## Your goal
Leave out any picture and return the remaining listing below exactly as given.

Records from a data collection
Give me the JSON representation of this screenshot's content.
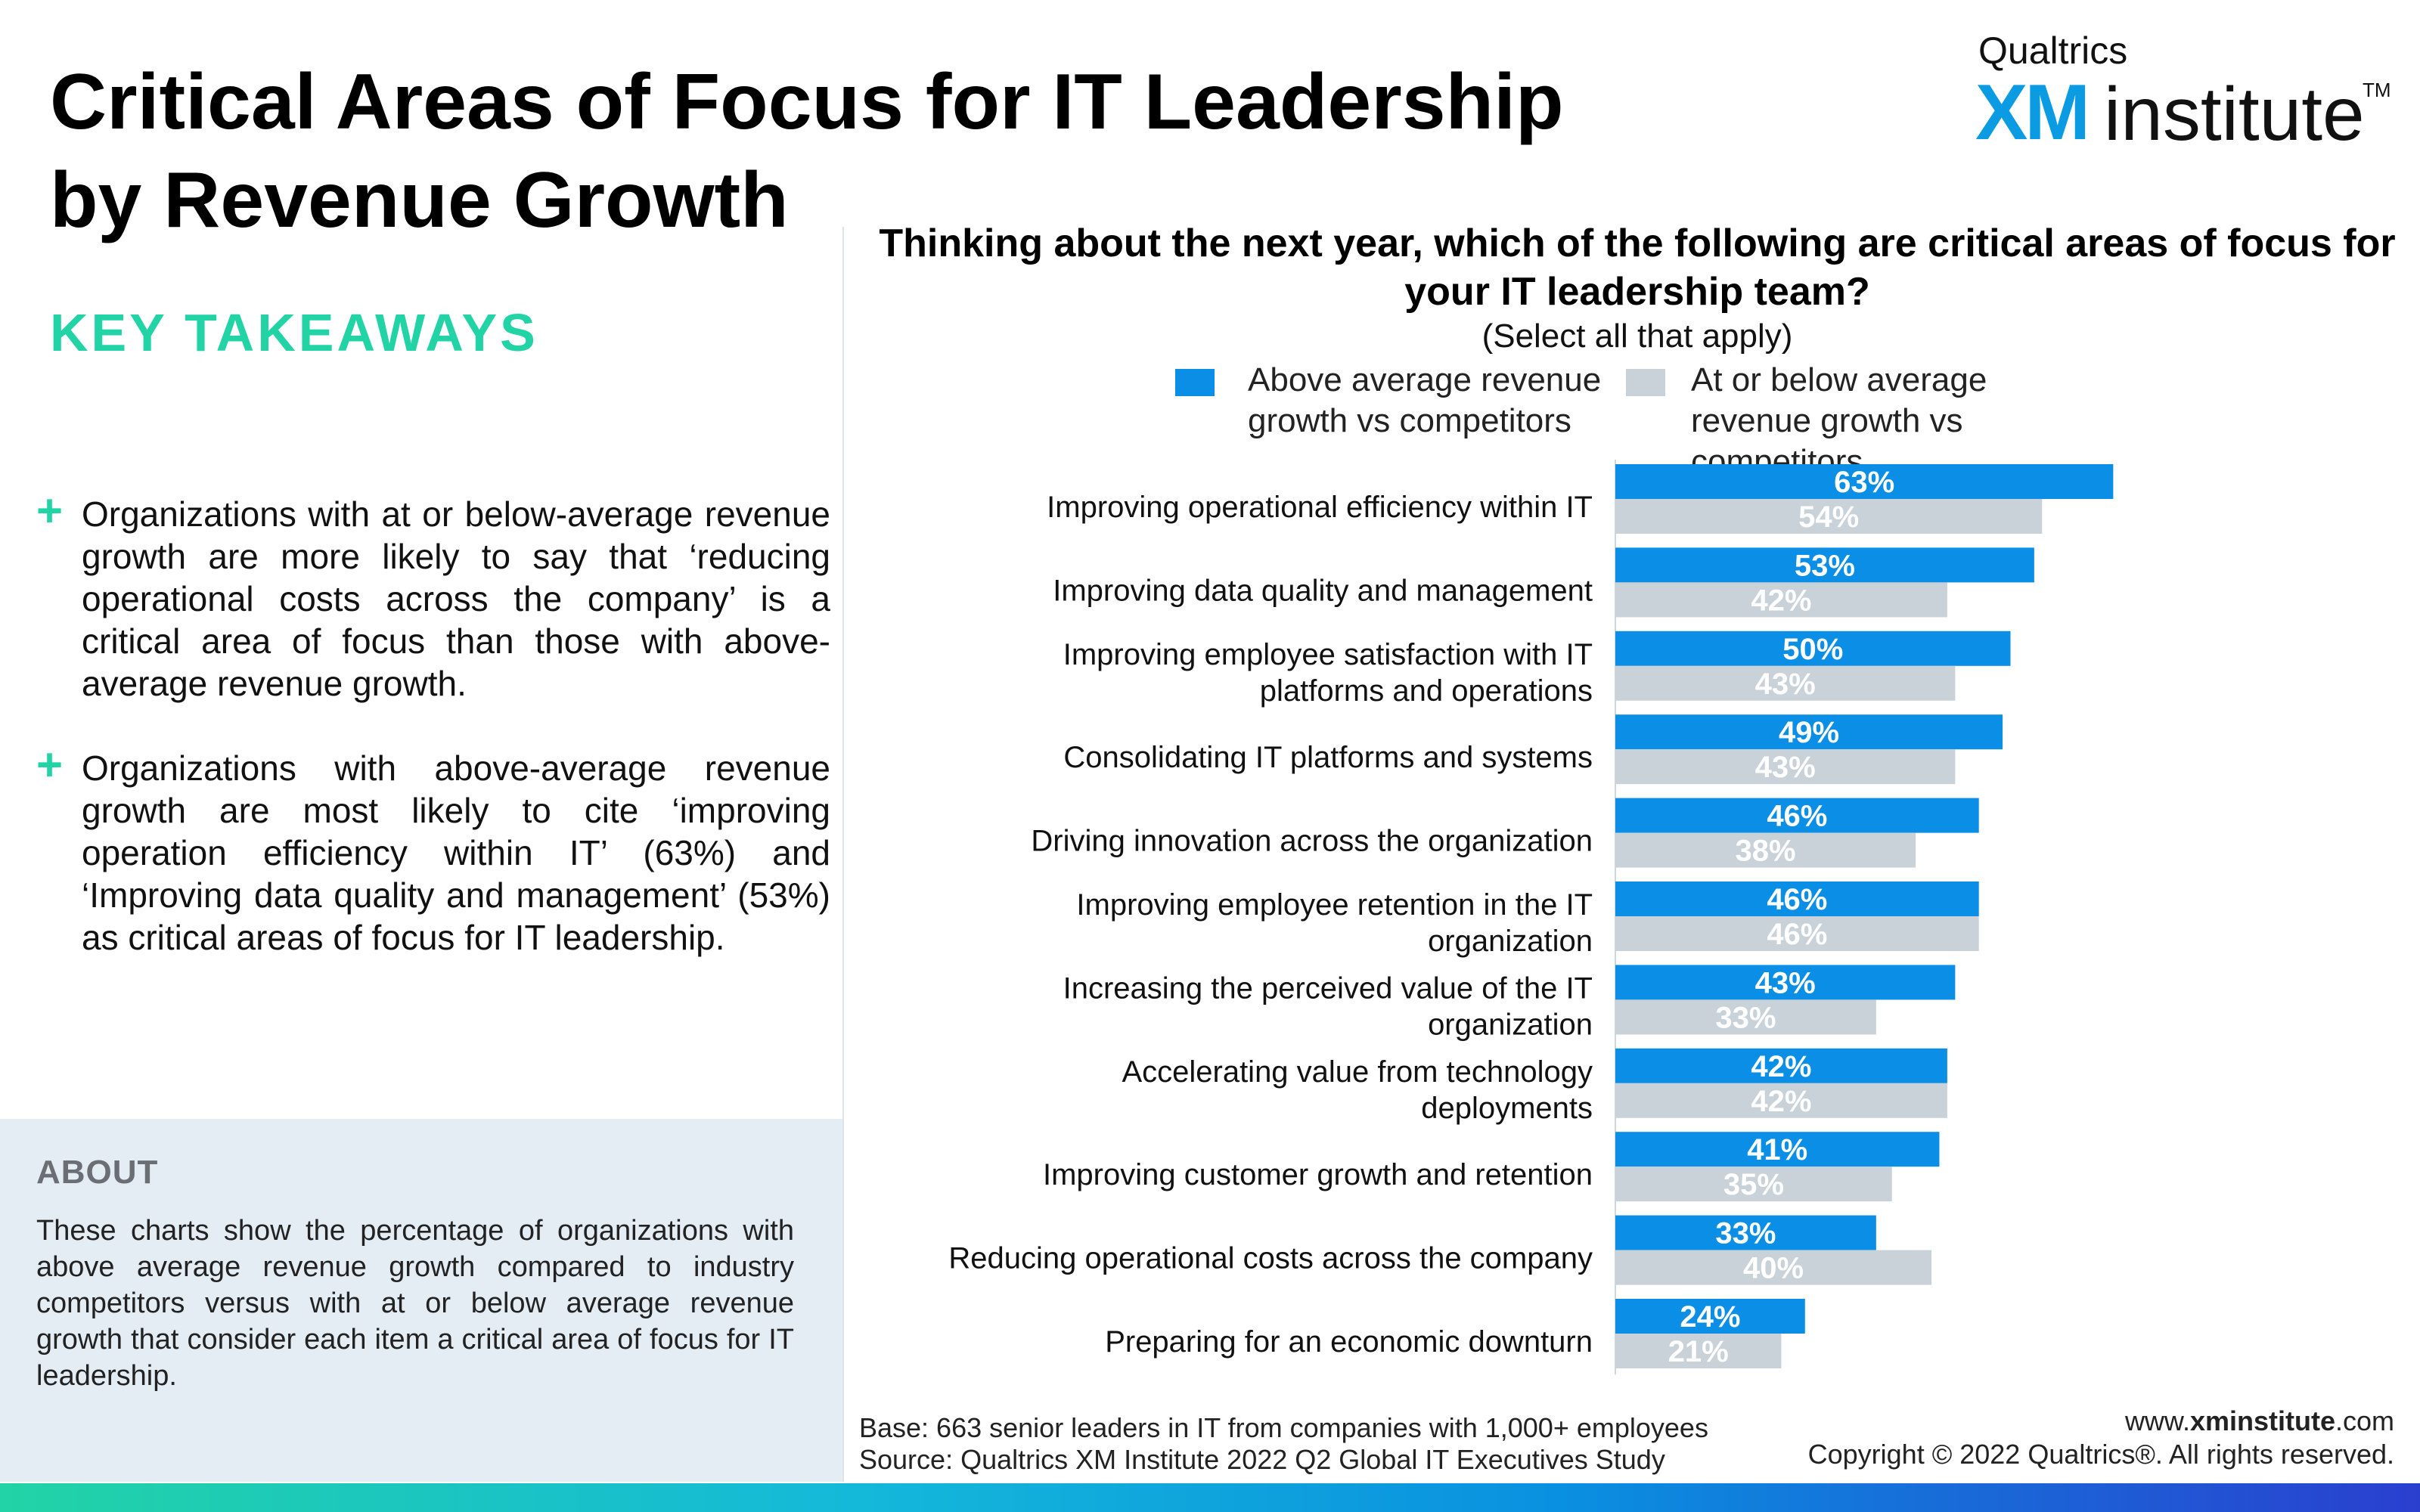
{
  "header": {
    "title_line1": "Critical Areas of Focus for IT Leadership",
    "title_line2": "by Revenue Growth"
  },
  "logo": {
    "brand": "Qualtrics",
    "xm": "XM",
    "institute": "institute",
    "tm": "TM",
    "xm_color": "#0a9be3"
  },
  "takeaways": {
    "heading": "KEY TAKEAWAYS",
    "plus": "+",
    "items": [
      "Organizations with at or below-average revenue growth are more likely to say that ‘reducing operational costs across the company’ is a critical area of focus than those with above-average revenue growth.",
      "Organizations with above-average revenue growth are most likely to cite ‘improving operation efficiency within IT’ (63%) and ‘Improving data quality and management’ (53%) as critical areas of focus for IT leadership."
    ]
  },
  "about": {
    "heading": "ABOUT",
    "text": "These charts show the percentage of organizations with above average revenue growth compared to industry competitors versus with at or below average revenue growth that consider each item a critical area of focus for IT leadership."
  },
  "chart_data": {
    "type": "bar",
    "orientation": "horizontal",
    "title": "Thinking about the next year, which of the following are critical areas of focus for your IT leadership team?",
    "subtitle": "(Select all that apply)",
    "legend_placement": "top",
    "value_suffix": "%",
    "xlim": [
      0,
      100
    ],
    "grid": false,
    "categories": [
      "Improving operational efficiency within IT",
      "Improving data quality and management",
      "Improving employee satisfaction with IT platforms and operations",
      "Consolidating IT platforms and systems",
      "Driving innovation across the organization",
      "Improving employee retention in the IT organization",
      "Increasing the perceived value of the IT organization",
      "Accelerating value from technology deployments",
      "Improving customer growth and retention",
      "Reducing operational costs across the company",
      "Preparing for an economic downturn"
    ],
    "series": [
      {
        "name": "Above average revenue growth vs competitors",
        "color": "#0a8ee6",
        "values": [
          63,
          53,
          50,
          49,
          46,
          46,
          43,
          42,
          41,
          33,
          24
        ]
      },
      {
        "name": "At or below average revenue growth vs competitors",
        "color": "#cad2d9",
        "values": [
          54,
          42,
          43,
          43,
          38,
          46,
          33,
          42,
          35,
          40,
          21
        ]
      }
    ]
  },
  "footer": {
    "base": "Base: 663 senior leaders in IT from companies with 1,000+ employees",
    "source": "Source: Qualtrics XM Institute 2022 Q2 Global IT Executives Study",
    "site_prefix": "www.",
    "site_bold": "xminstitute",
    "site_suffix": ".com",
    "copyright": "Copyright © 2022 Qualtrics®. All rights reserved."
  }
}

## Exercise response
Give me the JSON representation of this screenshot's content.
{
  "header": {
    "title_line1": "Critical Areas of Focus for IT Leadership",
    "title_line2": "by Revenue Growth"
  },
  "logo": {
    "brand": "Qualtrics",
    "xm": "XM",
    "institute": "institute",
    "tm": "TM",
    "xm_color": "#0a9be3"
  },
  "takeaways": {
    "heading": "KEY TAKEAWAYS",
    "plus": "+",
    "items": [
      "Organizations with at or below-average revenue growth are more likely to say that ‘reducing operational costs across the company’ is a critical area of focus than those with above-average revenue growth.",
      "Organizations with above-average revenue growth are most likely to cite ‘improving operation efficiency within IT’ (63%) and ‘Improving data quality and management’ (53%) as critical areas of focus for IT leadership."
    ]
  },
  "about": {
    "heading": "ABOUT",
    "text": "These charts show the percentage of organizations with above average revenue growth compared to industry competitors versus with at or below average revenue growth that consider each item a critical area of focus for IT leadership."
  },
  "chart_data": {
    "type": "bar",
    "orientation": "horizontal",
    "title": "Thinking about the next year, which of the following are critical areas of focus for your IT leadership team?",
    "subtitle": "(Select all that apply)",
    "legend_placement": "top",
    "value_suffix": "%",
    "xlim": [
      0,
      100
    ],
    "grid": false,
    "categories": [
      "Improving operational efficiency within IT",
      "Improving data quality and management",
      "Improving employee satisfaction with IT platforms and operations",
      "Consolidating IT platforms and systems",
      "Driving innovation across the organization",
      "Improving employee retention in the IT organization",
      "Increasing the perceived value of the IT organization",
      "Accelerating value from technology deployments",
      "Improving customer growth and retention",
      "Reducing operational costs across the company",
      "Preparing for an economic downturn"
    ],
    "series": [
      {
        "name": "Above average revenue growth vs competitors",
        "color": "#0a8ee6",
        "values": [
          63,
          53,
          50,
          49,
          46,
          46,
          43,
          42,
          41,
          33,
          24
        ]
      },
      {
        "name": "At or below average revenue growth vs competitors",
        "color": "#cad2d9",
        "values": [
          54,
          42,
          43,
          43,
          38,
          46,
          33,
          42,
          35,
          40,
          21
        ]
      }
    ]
  },
  "footer": {
    "base": "Base: 663 senior leaders in IT from companies with 1,000+ employees",
    "source": "Source: Qualtrics XM Institute 2022 Q2 Global IT Executives Study",
    "site_prefix": "www.",
    "site_bold": "xminstitute",
    "site_suffix": ".com",
    "copyright": "Copyright © 2022 Qualtrics®. All rights reserved."
  }
}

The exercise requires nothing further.